Aim:
Count how many lines contain the word "Phasellus". Please give only the number.

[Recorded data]
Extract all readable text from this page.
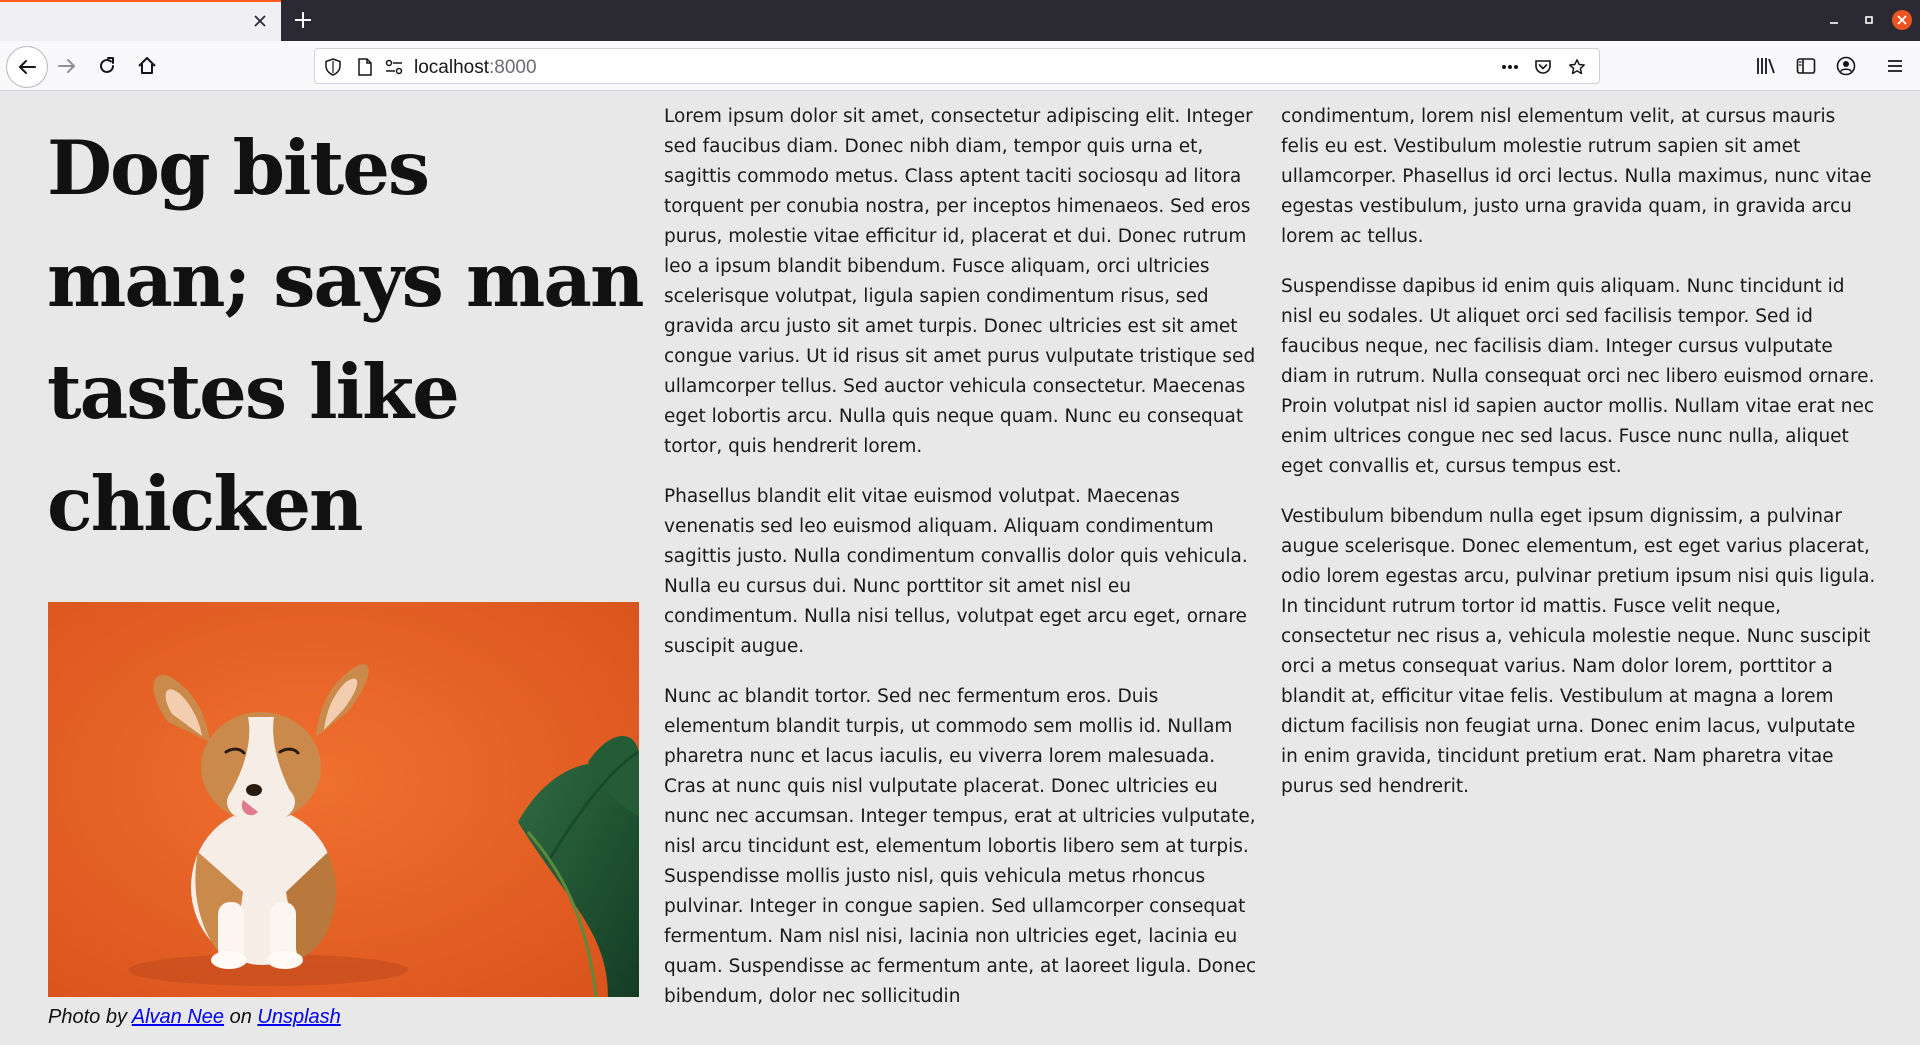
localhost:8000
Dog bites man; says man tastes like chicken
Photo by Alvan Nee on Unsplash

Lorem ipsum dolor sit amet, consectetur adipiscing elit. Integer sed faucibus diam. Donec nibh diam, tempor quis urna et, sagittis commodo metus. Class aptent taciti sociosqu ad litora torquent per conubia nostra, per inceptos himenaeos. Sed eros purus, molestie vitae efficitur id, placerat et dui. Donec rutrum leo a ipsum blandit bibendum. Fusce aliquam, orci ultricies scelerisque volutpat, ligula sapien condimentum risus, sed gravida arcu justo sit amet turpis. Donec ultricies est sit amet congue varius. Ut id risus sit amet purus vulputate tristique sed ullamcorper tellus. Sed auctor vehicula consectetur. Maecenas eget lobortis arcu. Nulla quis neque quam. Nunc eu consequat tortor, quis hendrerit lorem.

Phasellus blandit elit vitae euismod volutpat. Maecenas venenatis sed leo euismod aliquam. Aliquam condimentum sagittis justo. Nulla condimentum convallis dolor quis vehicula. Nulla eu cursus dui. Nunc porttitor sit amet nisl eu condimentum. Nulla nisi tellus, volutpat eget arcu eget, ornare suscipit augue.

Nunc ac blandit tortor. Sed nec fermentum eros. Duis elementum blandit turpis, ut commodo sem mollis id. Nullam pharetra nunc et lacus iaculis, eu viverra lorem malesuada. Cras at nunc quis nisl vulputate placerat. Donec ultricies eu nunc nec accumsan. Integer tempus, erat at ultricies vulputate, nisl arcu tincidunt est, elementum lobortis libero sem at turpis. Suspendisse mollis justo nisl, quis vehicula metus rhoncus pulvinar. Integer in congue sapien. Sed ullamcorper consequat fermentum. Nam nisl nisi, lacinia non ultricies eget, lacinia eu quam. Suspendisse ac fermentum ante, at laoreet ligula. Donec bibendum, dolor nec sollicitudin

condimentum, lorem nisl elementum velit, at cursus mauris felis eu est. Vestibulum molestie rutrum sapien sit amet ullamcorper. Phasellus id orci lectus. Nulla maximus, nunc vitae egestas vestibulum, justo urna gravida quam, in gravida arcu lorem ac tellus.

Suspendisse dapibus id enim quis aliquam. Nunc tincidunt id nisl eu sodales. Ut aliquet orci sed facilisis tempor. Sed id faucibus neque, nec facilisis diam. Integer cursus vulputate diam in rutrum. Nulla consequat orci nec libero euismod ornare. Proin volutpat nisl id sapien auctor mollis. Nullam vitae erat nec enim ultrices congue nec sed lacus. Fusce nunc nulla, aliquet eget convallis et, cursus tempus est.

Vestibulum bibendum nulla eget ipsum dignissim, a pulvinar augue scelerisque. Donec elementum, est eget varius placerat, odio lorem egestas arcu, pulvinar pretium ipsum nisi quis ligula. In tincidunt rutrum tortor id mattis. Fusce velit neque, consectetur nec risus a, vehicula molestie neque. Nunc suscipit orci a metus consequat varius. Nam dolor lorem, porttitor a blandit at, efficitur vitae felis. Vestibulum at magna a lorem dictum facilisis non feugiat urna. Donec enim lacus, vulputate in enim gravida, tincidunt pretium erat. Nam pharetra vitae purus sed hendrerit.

Solution to this exercise:
2